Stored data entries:
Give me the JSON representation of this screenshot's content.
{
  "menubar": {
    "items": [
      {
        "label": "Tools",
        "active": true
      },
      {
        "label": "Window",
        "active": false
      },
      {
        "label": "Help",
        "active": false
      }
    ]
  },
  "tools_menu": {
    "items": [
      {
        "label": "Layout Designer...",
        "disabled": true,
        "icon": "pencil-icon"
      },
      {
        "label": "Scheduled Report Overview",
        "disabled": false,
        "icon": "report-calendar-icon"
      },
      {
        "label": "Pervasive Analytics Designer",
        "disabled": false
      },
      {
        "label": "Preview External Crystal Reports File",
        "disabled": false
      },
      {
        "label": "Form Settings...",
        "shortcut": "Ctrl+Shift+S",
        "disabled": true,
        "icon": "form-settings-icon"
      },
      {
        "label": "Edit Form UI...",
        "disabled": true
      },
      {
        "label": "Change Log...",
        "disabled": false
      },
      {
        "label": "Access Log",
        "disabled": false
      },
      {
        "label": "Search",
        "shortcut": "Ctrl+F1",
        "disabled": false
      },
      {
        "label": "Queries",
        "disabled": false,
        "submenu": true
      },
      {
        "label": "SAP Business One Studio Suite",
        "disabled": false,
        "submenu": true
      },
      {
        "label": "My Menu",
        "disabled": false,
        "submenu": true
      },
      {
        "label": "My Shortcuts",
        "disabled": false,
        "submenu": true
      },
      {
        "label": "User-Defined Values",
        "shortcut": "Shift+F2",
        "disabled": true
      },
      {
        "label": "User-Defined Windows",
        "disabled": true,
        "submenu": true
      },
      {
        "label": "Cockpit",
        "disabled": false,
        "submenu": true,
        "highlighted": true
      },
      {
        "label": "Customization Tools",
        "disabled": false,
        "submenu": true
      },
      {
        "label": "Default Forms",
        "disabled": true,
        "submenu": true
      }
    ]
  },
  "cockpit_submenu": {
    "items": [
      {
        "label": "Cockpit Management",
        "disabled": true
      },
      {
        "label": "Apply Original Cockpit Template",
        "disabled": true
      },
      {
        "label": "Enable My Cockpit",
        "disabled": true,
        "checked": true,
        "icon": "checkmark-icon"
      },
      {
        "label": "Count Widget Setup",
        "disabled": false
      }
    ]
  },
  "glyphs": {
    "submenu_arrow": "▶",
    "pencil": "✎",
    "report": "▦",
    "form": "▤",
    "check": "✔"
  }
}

▶ What you are asked to do
Using the material above, print every entry exactly as written.

▶ Worked solution
Give me the JSON representation of this screenshot's content.
{
  "menubar": {
    "items": [
      {
        "label": "Tools",
        "active": true
      },
      {
        "label": "Window",
        "active": false
      },
      {
        "label": "Help",
        "active": false
      }
    ]
  },
  "tools_menu": {
    "items": [
      {
        "label": "Layout Designer...",
        "disabled": true,
        "icon": "pencil-icon"
      },
      {
        "label": "Scheduled Report Overview",
        "disabled": false,
        "icon": "report-calendar-icon"
      },
      {
        "label": "Pervasive Analytics Designer",
        "disabled": false
      },
      {
        "label": "Preview External Crystal Reports File",
        "disabled": false
      },
      {
        "label": "Form Settings...",
        "shortcut": "Ctrl+Shift+S",
        "disabled": true,
        "icon": "form-settings-icon"
      },
      {
        "label": "Edit Form UI...",
        "disabled": true
      },
      {
        "label": "Change Log...",
        "disabled": false
      },
      {
        "label": "Access Log",
        "disabled": false
      },
      {
        "label": "Search",
        "shortcut": "Ctrl+F1",
        "disabled": false
      },
      {
        "label": "Queries",
        "disabled": false,
        "submenu": true
      },
      {
        "label": "SAP Business One Studio Suite",
        "disabled": false,
        "submenu": true
      },
      {
        "label": "My Menu",
        "disabled": false,
        "submenu": true
      },
      {
        "label": "My Shortcuts",
        "disabled": false,
        "submenu": true
      },
      {
        "label": "User-Defined Values",
        "shortcut": "Shift+F2",
        "disabled": true
      },
      {
        "label": "User-Defined Windows",
        "disabled": true,
        "submenu": true
      },
      {
        "label": "Cockpit",
        "disabled": false,
        "submenu": true,
        "highlighted": true
      },
      {
        "label": "Customization Tools",
        "disabled": false,
        "submenu": true
      },
      {
        "label": "Default Forms",
        "disabled": true,
        "submenu": true
      }
    ]
  },
  "cockpit_submenu": {
    "items": [
      {
        "label": "Cockpit Management",
        "disabled": true
      },
      {
        "label": "Apply Original Cockpit Template",
        "disabled": true
      },
      {
        "label": "Enable My Cockpit",
        "disabled": true,
        "checked": true,
        "icon": "checkmark-icon"
      },
      {
        "label": "Count Widget Setup",
        "disabled": false
      }
    ]
  },
  "glyphs": {
    "submenu_arrow": "▶",
    "pencil": "✎",
    "report": "▦",
    "form": "▤",
    "check": "✔"
  }
}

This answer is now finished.